▸ **Request**: Scan the data for "обработкой" and copy the lines it appears in.

**** The data ****

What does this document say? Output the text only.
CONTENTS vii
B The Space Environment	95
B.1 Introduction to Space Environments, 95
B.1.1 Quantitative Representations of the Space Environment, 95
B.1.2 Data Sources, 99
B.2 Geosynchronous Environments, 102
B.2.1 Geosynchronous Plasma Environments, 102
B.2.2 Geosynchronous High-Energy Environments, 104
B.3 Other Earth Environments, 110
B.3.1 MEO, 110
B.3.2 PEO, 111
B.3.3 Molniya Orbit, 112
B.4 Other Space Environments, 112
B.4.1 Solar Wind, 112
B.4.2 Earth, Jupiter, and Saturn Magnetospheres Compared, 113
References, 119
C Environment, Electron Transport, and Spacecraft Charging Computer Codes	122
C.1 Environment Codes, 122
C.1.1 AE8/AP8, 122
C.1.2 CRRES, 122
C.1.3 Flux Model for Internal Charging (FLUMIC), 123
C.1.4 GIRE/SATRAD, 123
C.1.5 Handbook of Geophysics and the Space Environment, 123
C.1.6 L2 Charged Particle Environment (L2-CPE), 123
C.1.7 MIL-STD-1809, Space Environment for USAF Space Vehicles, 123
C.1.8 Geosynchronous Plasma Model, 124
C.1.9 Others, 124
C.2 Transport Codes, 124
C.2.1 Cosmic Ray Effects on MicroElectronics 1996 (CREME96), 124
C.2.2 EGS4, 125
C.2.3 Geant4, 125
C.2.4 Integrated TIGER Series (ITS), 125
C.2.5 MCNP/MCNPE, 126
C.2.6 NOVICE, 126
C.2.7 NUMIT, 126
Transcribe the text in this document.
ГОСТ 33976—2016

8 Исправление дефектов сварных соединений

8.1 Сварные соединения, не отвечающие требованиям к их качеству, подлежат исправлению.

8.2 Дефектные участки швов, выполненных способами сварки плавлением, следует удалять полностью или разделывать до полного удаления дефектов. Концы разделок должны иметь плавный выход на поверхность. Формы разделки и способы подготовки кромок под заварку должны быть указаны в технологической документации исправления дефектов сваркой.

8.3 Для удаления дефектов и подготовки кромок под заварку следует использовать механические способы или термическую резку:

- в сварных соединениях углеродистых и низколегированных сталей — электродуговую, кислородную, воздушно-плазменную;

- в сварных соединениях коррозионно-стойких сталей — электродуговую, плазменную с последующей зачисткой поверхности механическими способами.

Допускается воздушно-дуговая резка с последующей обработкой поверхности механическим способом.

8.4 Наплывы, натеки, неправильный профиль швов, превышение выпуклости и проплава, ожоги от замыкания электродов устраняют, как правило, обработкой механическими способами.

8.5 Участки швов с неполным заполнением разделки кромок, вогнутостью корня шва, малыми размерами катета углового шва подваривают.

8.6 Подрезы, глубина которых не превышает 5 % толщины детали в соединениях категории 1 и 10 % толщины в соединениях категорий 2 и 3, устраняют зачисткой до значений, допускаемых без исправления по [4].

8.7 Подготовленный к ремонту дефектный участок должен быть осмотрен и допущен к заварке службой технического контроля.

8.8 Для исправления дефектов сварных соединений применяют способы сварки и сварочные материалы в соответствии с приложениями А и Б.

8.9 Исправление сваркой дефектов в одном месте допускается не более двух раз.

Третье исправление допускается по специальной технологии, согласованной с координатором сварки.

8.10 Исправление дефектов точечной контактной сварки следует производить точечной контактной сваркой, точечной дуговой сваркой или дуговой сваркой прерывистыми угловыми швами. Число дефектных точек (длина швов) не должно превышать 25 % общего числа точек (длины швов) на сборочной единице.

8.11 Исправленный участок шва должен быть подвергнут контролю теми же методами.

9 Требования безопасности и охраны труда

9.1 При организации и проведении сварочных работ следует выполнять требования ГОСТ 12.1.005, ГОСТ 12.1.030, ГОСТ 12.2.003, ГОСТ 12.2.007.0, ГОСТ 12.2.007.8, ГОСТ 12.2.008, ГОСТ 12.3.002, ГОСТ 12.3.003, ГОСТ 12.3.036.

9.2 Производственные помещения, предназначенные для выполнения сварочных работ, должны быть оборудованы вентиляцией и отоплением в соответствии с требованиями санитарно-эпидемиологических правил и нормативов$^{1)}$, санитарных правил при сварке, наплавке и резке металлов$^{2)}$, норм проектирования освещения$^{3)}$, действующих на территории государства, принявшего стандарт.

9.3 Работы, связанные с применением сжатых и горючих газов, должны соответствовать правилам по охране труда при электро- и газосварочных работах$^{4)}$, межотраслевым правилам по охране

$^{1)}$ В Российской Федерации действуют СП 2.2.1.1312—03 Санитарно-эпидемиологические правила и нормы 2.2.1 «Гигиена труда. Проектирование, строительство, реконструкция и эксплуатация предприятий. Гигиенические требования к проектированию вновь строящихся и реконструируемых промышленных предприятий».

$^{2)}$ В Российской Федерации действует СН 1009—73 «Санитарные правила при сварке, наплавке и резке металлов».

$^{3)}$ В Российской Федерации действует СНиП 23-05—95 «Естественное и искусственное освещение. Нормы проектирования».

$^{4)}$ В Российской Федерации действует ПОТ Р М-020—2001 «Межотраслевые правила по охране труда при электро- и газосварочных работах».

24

****

▸ **Finished exercise**:
Допускается воздушно-дуговая резка с последующей обработкой поверхности механическим способом.
8.4 Наплывы, натеки, неправильный профиль швов, превышение выпуклости и проплава, ожоги от замыкания электродов устраняют, как правило, обработкой механическими способами.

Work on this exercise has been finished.